To do
Using the data below, gather each line that includes the word "JSON".

Material provided
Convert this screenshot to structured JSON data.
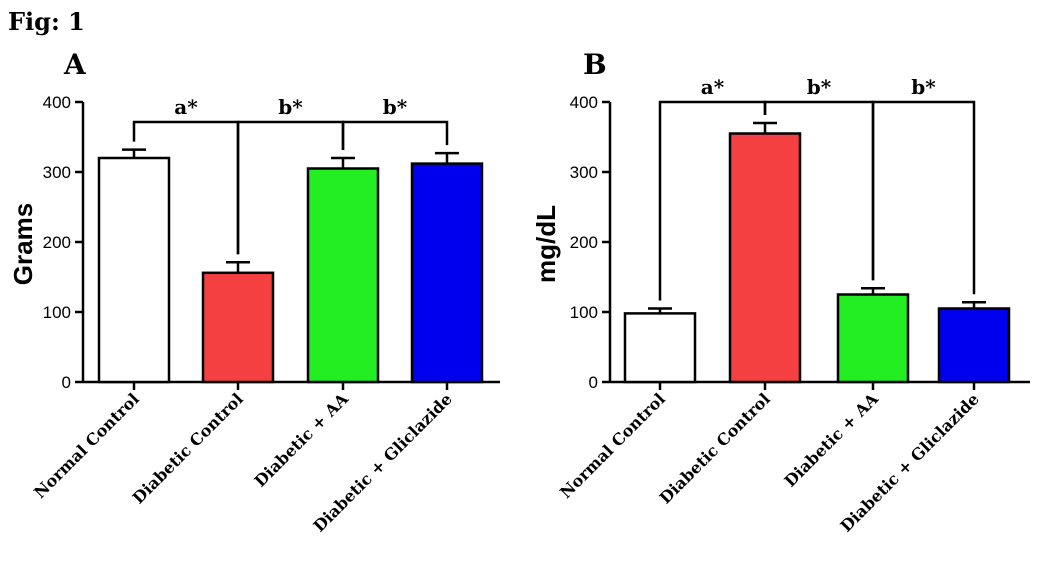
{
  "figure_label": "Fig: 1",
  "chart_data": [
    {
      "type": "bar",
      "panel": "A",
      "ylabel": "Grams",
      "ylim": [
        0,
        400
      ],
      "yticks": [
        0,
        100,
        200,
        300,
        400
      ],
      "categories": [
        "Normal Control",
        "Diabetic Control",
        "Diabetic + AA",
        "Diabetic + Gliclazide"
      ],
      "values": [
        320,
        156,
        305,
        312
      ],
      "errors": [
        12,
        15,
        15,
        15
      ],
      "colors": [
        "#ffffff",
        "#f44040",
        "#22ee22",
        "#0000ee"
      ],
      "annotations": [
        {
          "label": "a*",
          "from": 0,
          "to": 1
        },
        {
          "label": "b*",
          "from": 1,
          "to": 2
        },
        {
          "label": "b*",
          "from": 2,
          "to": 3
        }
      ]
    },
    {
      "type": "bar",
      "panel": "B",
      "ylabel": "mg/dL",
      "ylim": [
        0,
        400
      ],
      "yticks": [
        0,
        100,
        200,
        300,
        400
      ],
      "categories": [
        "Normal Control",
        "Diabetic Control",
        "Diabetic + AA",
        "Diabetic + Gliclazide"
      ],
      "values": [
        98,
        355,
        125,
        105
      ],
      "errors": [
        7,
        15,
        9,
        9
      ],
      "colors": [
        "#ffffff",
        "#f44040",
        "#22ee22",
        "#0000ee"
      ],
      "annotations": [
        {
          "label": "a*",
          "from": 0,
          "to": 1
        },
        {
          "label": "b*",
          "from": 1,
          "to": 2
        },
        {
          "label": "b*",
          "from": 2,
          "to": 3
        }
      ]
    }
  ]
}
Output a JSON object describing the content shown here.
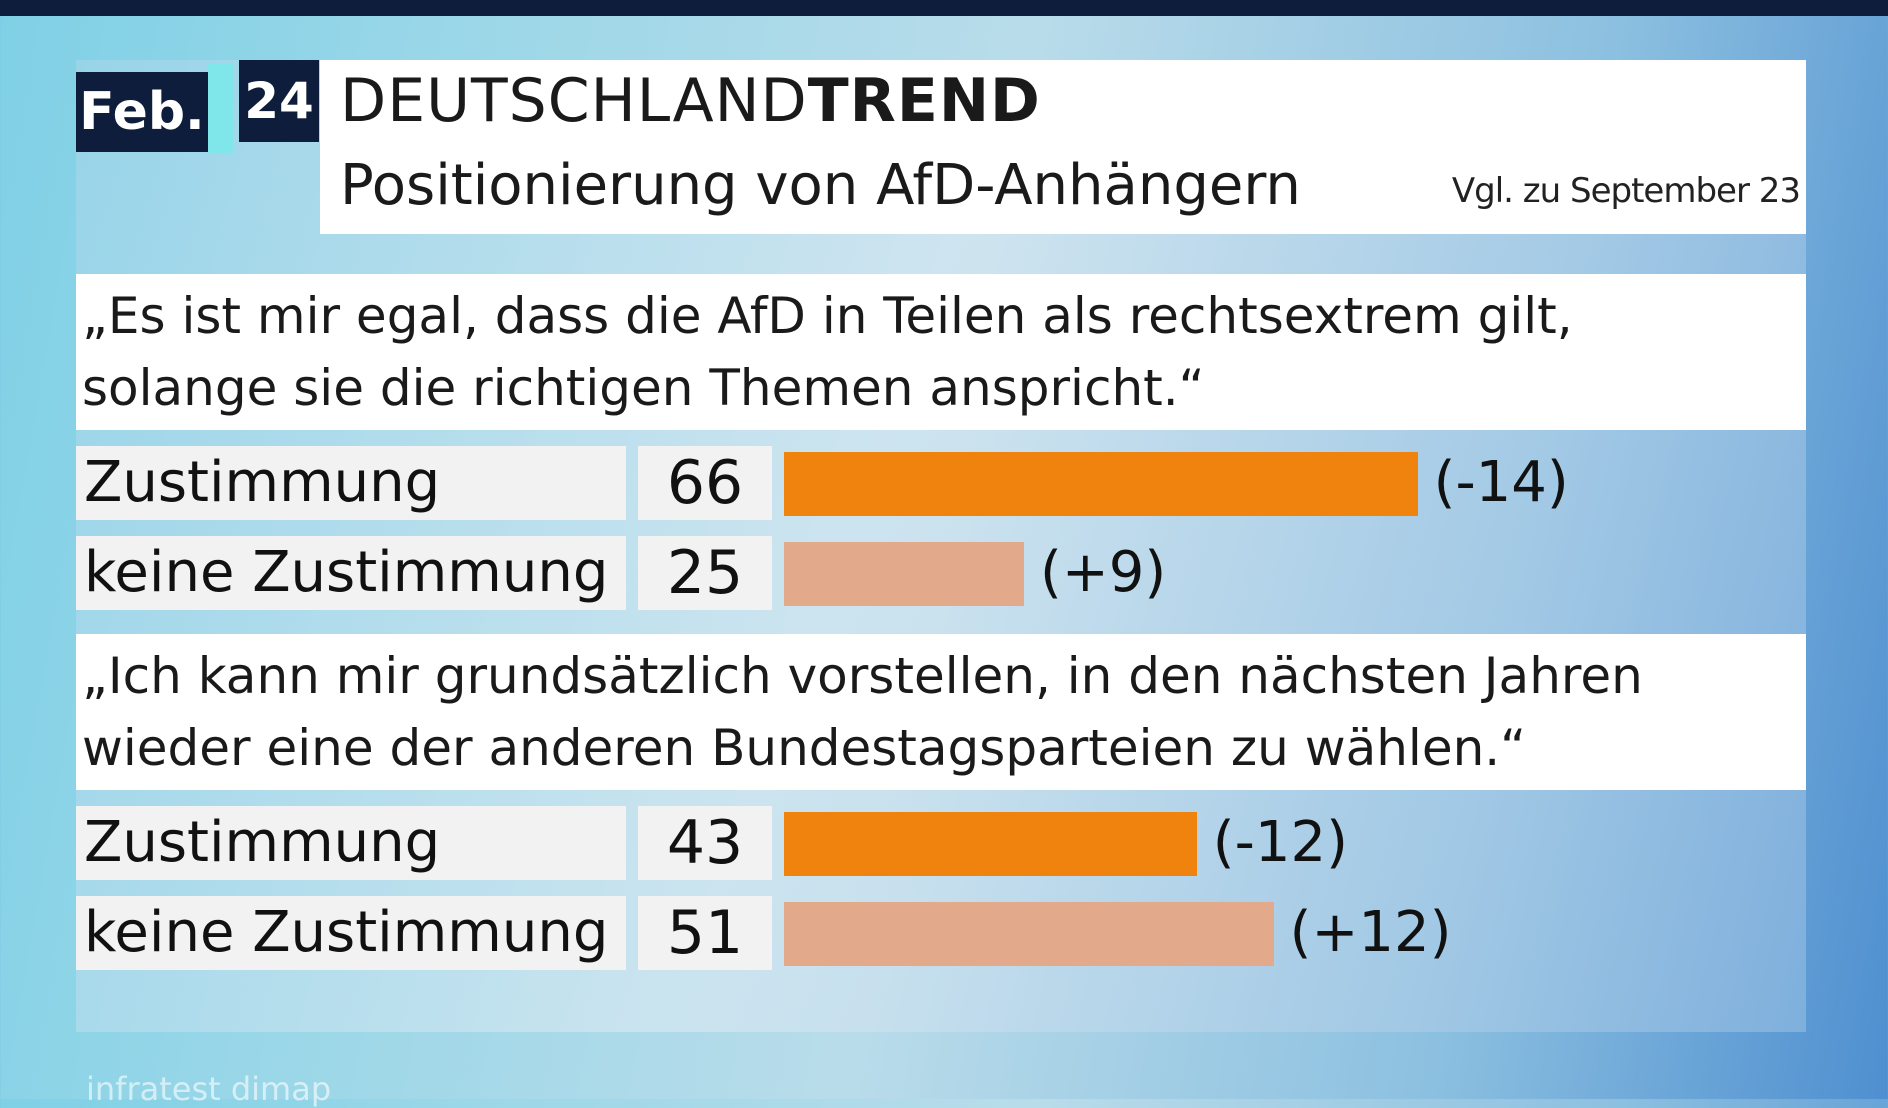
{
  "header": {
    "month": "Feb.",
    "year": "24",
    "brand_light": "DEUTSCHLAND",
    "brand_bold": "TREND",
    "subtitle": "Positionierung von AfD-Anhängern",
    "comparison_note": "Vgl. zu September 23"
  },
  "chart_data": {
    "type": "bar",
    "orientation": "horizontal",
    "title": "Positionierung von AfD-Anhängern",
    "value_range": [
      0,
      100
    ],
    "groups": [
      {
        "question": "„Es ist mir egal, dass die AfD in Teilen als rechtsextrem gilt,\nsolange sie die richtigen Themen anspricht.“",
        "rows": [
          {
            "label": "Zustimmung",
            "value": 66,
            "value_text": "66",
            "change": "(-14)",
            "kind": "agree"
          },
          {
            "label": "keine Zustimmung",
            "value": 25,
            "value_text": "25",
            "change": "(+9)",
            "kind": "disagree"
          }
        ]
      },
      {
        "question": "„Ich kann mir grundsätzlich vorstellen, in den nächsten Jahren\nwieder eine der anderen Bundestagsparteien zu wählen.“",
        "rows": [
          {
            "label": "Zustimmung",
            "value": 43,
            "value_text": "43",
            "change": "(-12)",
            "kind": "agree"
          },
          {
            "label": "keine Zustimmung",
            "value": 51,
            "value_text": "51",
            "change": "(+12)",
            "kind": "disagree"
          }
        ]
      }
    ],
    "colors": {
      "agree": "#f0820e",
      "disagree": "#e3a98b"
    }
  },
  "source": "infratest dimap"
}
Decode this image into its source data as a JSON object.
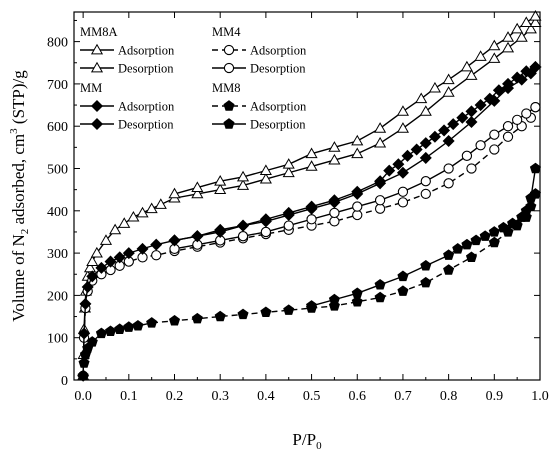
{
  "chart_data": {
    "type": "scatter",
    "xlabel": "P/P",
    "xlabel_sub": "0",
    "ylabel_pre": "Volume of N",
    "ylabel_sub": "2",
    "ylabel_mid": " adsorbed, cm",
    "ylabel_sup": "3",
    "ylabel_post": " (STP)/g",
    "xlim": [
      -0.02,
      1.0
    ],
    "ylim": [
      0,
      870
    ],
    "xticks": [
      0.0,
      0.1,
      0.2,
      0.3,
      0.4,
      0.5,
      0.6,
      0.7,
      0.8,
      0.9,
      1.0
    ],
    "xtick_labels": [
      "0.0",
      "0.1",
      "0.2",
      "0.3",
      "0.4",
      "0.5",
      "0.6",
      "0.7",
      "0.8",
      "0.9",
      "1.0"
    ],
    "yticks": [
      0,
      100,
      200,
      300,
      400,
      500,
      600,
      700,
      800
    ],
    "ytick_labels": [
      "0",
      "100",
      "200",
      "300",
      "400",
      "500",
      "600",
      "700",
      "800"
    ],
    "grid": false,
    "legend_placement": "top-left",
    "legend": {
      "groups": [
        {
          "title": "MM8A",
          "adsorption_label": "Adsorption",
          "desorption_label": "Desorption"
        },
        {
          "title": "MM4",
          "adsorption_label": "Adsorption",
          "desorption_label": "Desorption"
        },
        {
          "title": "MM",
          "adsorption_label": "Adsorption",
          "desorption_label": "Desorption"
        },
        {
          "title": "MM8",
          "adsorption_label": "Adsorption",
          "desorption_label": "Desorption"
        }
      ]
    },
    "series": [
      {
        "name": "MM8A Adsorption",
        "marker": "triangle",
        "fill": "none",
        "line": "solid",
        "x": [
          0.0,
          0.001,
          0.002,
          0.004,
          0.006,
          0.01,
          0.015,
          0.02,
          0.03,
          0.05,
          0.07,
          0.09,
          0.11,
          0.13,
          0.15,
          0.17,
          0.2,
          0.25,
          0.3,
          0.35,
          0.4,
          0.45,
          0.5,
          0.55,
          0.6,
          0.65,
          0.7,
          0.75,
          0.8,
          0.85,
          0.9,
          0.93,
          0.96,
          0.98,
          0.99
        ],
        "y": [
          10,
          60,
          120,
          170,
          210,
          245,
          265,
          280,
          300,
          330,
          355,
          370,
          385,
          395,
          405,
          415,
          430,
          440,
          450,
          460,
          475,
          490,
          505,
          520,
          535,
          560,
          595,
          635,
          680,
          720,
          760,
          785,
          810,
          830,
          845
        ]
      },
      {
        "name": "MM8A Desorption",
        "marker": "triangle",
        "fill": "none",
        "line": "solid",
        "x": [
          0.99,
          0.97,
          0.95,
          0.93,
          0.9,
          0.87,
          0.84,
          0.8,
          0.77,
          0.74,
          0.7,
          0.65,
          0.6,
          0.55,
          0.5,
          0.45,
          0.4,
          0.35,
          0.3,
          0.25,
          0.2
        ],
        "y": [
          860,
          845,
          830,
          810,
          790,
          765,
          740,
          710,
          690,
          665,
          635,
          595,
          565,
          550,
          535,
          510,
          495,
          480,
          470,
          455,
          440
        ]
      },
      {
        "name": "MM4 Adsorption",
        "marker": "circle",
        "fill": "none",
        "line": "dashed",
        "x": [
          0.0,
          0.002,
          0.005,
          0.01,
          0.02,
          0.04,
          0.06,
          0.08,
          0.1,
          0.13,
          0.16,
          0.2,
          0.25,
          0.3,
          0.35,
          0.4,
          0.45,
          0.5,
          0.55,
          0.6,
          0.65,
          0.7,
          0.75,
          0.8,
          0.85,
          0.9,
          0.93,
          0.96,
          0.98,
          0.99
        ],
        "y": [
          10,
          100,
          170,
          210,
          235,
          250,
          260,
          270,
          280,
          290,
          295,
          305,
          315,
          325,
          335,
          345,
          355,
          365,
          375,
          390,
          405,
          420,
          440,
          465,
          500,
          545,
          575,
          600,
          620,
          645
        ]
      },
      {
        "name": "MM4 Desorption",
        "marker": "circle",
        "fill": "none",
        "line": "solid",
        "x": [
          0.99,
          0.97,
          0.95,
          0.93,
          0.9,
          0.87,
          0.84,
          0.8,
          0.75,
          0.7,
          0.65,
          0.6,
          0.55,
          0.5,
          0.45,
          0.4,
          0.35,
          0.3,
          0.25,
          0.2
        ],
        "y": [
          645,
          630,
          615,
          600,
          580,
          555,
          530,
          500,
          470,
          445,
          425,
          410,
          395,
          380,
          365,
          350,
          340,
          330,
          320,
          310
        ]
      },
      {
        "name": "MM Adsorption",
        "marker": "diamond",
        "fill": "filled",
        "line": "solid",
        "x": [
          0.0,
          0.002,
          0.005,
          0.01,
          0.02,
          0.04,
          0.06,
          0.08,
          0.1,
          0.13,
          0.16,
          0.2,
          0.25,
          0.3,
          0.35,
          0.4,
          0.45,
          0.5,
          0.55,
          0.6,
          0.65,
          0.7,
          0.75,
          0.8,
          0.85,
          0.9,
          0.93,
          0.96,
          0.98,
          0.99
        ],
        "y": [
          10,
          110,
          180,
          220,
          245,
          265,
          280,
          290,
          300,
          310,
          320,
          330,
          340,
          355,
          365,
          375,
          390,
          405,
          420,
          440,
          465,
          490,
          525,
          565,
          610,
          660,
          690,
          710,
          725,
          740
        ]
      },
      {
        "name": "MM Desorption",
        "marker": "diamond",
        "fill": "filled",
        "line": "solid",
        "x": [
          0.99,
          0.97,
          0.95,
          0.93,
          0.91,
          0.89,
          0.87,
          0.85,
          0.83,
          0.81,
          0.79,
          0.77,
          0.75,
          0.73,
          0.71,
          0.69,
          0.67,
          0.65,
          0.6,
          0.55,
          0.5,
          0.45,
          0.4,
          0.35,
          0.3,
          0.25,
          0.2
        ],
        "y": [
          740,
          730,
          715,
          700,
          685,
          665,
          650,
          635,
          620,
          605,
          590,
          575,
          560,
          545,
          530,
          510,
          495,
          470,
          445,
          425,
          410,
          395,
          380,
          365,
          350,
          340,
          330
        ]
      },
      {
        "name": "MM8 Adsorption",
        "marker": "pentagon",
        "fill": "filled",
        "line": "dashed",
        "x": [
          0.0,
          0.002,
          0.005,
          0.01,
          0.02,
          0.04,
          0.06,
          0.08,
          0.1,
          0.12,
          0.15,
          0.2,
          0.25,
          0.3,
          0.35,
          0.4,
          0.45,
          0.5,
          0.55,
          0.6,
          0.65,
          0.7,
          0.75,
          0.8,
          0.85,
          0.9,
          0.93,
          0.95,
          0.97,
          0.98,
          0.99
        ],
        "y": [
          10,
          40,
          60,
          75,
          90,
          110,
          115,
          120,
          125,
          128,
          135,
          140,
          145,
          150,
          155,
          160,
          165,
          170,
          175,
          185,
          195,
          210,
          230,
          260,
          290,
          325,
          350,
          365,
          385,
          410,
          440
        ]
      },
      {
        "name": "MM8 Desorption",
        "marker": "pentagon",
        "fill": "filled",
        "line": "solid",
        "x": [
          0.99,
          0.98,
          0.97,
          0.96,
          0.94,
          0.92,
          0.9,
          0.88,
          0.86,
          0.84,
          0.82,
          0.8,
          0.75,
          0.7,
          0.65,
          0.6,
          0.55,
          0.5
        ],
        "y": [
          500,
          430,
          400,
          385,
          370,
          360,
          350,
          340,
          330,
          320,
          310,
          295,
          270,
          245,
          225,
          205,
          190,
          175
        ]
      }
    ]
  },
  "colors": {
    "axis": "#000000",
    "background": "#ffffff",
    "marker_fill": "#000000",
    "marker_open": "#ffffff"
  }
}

Result of the task
Convert this screenshot to structured JSON data.
Output a JSON object describing the content shown here.
Decode this image into its source data as a JSON object.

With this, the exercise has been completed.